- [TASK BRIEF] Report back each line of the records that contains the string "list".
===== DATA PROVIDED =====
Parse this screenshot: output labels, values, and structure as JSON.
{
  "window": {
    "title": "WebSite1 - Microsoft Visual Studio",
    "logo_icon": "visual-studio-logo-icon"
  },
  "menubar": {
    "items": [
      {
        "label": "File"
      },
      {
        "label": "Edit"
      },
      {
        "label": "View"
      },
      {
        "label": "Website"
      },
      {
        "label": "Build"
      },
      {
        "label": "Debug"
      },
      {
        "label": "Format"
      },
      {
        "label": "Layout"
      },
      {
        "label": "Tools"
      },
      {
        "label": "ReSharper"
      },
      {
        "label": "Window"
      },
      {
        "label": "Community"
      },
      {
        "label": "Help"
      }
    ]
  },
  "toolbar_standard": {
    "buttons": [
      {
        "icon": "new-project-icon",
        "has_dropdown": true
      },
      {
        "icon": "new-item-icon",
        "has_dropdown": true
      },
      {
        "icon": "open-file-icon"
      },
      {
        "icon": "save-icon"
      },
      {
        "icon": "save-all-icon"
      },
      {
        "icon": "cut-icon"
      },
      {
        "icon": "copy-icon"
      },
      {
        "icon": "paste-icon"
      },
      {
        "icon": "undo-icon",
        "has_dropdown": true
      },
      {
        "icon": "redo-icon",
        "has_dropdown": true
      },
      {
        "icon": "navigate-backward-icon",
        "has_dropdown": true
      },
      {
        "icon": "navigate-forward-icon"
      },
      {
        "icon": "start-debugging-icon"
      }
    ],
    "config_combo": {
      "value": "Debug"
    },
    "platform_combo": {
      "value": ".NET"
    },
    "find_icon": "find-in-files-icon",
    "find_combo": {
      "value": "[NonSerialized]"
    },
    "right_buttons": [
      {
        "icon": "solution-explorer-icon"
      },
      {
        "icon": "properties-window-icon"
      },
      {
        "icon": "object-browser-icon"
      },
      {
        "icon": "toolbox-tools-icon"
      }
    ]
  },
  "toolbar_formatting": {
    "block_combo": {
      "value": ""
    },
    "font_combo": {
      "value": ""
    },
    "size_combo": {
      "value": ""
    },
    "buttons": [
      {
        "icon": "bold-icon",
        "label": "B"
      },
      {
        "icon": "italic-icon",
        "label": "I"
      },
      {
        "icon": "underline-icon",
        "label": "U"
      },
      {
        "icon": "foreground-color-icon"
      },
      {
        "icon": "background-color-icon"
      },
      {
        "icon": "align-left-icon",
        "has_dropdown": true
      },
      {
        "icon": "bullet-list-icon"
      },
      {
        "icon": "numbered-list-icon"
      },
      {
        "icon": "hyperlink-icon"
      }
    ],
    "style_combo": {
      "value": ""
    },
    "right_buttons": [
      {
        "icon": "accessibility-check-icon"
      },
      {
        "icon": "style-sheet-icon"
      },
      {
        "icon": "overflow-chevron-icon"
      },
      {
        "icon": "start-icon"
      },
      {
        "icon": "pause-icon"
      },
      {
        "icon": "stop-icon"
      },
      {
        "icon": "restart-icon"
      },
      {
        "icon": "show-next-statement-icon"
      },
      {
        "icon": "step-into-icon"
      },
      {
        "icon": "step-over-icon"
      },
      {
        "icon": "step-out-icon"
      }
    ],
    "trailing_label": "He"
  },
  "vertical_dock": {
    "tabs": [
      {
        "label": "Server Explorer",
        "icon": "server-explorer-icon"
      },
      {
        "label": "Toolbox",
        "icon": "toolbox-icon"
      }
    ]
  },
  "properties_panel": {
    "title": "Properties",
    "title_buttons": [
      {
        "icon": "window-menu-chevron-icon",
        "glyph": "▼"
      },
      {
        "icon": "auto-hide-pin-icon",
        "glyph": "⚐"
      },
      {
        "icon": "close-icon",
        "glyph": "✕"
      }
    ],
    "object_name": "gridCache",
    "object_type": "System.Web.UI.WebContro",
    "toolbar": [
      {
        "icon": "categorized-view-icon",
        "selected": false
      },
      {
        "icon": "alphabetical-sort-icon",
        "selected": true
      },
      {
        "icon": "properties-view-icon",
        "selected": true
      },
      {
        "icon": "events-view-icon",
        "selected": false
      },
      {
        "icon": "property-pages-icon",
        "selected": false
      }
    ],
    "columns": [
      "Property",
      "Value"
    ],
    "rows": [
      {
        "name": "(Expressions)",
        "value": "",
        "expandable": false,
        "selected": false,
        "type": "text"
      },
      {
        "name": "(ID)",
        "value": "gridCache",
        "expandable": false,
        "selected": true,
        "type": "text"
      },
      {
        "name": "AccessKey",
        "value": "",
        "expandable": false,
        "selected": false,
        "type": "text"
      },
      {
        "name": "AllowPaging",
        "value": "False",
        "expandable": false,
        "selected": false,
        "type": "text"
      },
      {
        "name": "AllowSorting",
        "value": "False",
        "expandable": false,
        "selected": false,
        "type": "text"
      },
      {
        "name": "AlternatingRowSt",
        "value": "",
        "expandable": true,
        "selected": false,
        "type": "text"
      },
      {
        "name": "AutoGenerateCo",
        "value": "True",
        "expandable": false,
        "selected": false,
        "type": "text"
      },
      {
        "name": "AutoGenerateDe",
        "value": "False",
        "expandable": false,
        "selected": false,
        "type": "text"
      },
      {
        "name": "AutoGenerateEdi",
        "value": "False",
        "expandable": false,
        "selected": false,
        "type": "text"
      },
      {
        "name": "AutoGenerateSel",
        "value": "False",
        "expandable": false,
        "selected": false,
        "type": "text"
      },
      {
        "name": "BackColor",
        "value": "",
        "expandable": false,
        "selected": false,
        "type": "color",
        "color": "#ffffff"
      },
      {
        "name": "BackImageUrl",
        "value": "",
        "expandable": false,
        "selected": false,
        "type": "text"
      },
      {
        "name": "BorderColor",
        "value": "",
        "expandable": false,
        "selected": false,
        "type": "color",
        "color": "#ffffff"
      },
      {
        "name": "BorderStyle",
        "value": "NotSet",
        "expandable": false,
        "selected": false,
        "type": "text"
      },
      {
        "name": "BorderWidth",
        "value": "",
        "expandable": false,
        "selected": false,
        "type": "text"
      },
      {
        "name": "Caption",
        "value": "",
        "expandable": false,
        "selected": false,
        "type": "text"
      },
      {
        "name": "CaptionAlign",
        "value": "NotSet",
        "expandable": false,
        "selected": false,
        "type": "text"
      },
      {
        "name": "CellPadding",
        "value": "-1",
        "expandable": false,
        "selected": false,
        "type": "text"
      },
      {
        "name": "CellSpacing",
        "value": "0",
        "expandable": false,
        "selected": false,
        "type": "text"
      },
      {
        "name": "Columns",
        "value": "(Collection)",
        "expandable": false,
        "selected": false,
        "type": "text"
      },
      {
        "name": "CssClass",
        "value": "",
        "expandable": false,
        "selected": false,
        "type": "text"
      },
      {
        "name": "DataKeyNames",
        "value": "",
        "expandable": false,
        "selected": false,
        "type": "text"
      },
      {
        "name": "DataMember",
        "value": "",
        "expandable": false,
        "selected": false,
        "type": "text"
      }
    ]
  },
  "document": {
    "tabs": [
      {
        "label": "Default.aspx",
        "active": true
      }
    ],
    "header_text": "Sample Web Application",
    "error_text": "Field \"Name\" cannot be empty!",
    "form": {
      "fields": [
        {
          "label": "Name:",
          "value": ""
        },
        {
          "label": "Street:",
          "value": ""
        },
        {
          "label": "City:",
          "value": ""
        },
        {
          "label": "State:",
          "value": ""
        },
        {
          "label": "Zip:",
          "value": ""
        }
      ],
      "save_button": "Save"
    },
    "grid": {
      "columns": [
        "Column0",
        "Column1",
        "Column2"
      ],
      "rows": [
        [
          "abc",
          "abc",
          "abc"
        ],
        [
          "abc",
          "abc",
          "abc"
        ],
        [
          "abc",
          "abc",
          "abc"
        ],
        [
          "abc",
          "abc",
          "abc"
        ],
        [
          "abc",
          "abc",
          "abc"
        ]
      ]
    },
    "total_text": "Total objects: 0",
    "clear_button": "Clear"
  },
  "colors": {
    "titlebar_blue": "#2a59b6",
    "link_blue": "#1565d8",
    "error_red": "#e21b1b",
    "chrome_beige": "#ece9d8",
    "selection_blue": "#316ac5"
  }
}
=====
- [SOLUTION TO THE PROBLEM]
        "icon": "bullet-list-icon"
        "icon": "numbered-list-icon"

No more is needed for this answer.